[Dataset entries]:
● ● ● ●
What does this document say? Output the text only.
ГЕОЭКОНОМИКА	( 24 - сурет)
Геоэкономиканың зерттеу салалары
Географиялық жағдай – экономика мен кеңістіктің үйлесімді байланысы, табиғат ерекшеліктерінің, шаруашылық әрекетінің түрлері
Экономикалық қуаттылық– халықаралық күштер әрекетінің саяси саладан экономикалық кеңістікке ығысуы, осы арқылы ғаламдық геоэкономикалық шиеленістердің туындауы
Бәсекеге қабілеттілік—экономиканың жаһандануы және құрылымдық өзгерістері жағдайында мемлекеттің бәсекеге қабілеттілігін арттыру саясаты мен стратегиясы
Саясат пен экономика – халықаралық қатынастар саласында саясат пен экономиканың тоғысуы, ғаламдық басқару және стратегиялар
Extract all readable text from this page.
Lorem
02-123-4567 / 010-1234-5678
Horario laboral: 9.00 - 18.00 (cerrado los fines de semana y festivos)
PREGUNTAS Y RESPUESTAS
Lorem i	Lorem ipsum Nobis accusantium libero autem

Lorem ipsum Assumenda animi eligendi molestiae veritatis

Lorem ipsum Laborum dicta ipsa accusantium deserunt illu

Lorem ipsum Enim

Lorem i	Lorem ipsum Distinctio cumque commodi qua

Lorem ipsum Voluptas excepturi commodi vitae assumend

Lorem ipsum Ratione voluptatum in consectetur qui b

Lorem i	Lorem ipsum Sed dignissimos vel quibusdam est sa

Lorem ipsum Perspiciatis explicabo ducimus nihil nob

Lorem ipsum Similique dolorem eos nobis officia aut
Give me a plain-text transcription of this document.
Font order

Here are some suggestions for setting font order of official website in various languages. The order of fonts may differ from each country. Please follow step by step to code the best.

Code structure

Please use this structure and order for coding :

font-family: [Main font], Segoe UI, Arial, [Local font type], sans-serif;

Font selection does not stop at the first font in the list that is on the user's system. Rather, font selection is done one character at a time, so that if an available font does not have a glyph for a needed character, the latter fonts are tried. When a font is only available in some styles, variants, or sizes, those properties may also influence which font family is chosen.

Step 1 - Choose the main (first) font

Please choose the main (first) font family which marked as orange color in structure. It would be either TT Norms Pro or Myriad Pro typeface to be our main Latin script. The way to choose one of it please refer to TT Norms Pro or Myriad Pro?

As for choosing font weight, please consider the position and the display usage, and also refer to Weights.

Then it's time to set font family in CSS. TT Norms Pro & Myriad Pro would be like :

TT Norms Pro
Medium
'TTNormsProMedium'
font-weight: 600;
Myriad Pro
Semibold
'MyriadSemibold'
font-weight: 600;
● ● ● ●
Reproduce each record exactly, leaving nothing out.

[Problem solution]:
What does this document say? Output the text only.
ГЕОЭКОНОМИКА	( 24 - сурет)
Геоэкономиканың зерттеу салалары
Географиялық жағдай – экономика мен кеңістіктің үйлесімді байланысы, табиғат ерекшеліктерінің, шаруашылық әрекетінің түрлері
Экономикалық қуаттылық– халықаралық күштер әрекетінің саяси саладан экономикалық кеңістікке ығысуы, осы арқылы ғаламдық геоэкономикалық шиеленістердің туындауы
Бәсекеге қабілеттілік—экономиканың жаһандануы және құрылымдық өзгерістері жағдайында мемлекеттің бәсекеге қабілеттілігін арттыру саясаты мен стратегиясы
Саясат пен экономика – халықаралық қатынастар саласында саясат пен экономиканың тоғысуы, ғаламдық басқару және стратегиялар
Extract all readable text from this page.
Lorem
02-123-4567 / 010-1234-5678
Horario laboral: 9.00 - 18.00 (cerrado los fines de semana y festivos)
PREGUNTAS Y RESPUESTAS
Lorem i	Lorem ipsum Nobis accusantium libero autem

Lorem ipsum Assumenda animi eligendi molestiae veritatis

Lorem ipsum Laborum dicta ipsa accusantium deserunt illu

Lorem ipsum Enim

Lorem i	Lorem ipsum Distinctio cumque commodi qua

Lorem ipsum Voluptas excepturi commodi vitae assumend

Lorem ipsum Ratione voluptatum in consectetur qui b

Lorem i	Lorem ipsum Sed dignissimos vel quibusdam est sa

Lorem ipsum Perspiciatis explicabo ducimus nihil nob

Lorem ipsum Similique dolorem eos nobis officia aut
Give me a plain-text transcription of this document.
Font order

Here are some suggestions for setting font order of official website in various languages. The order of fonts may differ from each country. Please follow step by step to code the best.

Code structure

Please use this structure and order for coding :

font-family: [Main font], Segoe UI, Arial, [Local font type], sans-serif;

Font selection does not stop at the first font in the list that is on the user's system. Rather, font selection is done one character at a time, so that if an available font does not have a glyph for a needed character, the latter fonts are tried. When a font is only available in some styles, variants, or sizes, those properties may also influence which font family is chosen.

Step 1 - Choose the main (first) font

Please choose the main (first) font family which marked as orange color in structure. It would be either TT Norms Pro or Myriad Pro typeface to be our main Latin script. The way to choose one of it please refer to TT Norms Pro or Myriad Pro?

As for choosing font weight, please consider the position and the display usage, and also refer to Weights.

Then it's time to set font family in CSS. TT Norms Pro & Myriad Pro would be like :

TT Norms Pro
Medium
'TTNormsProMedium'
font-weight: 600;
Myriad Pro
Semibold
'MyriadSemibold'
font-weight: 600;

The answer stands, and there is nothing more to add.